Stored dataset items
☆ ☆ ☆

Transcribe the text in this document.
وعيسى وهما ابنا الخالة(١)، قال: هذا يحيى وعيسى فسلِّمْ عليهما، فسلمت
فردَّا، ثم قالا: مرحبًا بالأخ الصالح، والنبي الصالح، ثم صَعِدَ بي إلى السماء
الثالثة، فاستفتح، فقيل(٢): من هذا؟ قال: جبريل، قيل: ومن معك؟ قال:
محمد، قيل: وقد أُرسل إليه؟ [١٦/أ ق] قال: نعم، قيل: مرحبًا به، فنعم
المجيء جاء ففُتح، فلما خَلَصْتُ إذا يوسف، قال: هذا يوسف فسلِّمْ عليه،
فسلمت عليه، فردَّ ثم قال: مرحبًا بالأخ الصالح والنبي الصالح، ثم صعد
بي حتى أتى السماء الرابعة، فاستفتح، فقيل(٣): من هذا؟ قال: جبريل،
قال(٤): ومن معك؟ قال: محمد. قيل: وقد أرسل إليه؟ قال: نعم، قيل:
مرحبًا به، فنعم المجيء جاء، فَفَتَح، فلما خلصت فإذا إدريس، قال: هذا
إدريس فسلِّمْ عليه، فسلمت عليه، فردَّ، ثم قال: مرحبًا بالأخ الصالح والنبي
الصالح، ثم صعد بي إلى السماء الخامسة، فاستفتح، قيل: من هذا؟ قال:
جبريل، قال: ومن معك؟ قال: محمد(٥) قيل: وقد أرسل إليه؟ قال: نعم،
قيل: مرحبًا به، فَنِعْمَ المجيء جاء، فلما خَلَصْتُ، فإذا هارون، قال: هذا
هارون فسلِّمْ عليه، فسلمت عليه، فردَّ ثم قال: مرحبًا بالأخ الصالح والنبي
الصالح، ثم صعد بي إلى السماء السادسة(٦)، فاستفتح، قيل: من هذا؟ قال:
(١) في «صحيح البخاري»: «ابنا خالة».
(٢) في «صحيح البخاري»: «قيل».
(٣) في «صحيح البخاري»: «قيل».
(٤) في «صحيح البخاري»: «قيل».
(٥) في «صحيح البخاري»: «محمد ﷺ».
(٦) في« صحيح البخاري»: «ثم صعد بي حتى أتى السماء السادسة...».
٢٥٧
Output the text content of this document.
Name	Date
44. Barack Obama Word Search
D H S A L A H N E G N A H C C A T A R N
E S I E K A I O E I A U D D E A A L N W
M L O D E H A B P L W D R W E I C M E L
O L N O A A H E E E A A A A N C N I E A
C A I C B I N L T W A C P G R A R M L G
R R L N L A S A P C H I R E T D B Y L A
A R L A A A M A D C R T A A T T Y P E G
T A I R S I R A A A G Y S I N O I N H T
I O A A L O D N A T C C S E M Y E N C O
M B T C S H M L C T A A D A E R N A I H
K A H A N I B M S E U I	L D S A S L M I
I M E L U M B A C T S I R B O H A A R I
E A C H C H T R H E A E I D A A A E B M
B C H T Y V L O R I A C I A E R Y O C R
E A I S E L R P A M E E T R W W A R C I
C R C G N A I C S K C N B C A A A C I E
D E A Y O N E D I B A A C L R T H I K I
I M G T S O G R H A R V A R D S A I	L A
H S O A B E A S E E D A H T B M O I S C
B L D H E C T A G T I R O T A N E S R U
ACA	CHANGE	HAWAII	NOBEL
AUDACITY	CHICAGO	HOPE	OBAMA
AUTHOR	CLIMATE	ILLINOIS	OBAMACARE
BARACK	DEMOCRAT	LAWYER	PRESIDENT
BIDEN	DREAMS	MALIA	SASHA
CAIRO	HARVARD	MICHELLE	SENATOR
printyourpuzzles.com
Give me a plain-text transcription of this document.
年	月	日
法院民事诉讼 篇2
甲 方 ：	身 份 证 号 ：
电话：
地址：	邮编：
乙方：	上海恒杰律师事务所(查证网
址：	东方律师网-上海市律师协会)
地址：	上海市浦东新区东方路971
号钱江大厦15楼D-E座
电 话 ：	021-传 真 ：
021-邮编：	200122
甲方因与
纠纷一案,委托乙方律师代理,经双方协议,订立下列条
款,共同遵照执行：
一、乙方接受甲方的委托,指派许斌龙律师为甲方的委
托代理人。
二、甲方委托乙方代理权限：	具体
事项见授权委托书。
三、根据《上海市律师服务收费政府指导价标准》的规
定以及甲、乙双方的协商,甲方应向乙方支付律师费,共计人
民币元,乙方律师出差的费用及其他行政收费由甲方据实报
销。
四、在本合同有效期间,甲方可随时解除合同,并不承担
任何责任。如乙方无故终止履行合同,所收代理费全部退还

☆ ☆ ☆

From the line that contains "Give me a plain-text" to the last line of the material above, repeat every line exactly, keeping both the first and the last.

Give me a plain-text transcription of this document.
年	月	日
法院民事诉讼 篇2
甲 方 ：	身 份 证 号 ：
电话：
地址：	邮编：
乙方：	上海恒杰律师事务所(查证网
址：	东方律师网-上海市律师协会)
地址：	上海市浦东新区东方路971
号钱江大厦15楼D-E座
电 话 ：	021-传 真 ：
021-邮编：	200122
甲方因与
纠纷一案,委托乙方律师代理,经双方协议,订立下列条
款,共同遵照执行：
一、乙方接受甲方的委托,指派许斌龙律师为甲方的委
托代理人。
二、甲方委托乙方代理权限：	具体
事项见授权委托书。
三、根据《上海市律师服务收费政府指导价标准》的规
定以及甲、乙双方的协商,甲方应向乙方支付律师费,共计人
民币元,乙方律师出差的费用及其他行政收费由甲方据实报
销。
四、在本合同有效期间,甲方可随时解除合同,并不承担
任何责任。如乙方无故终止履行合同,所收代理费全部退还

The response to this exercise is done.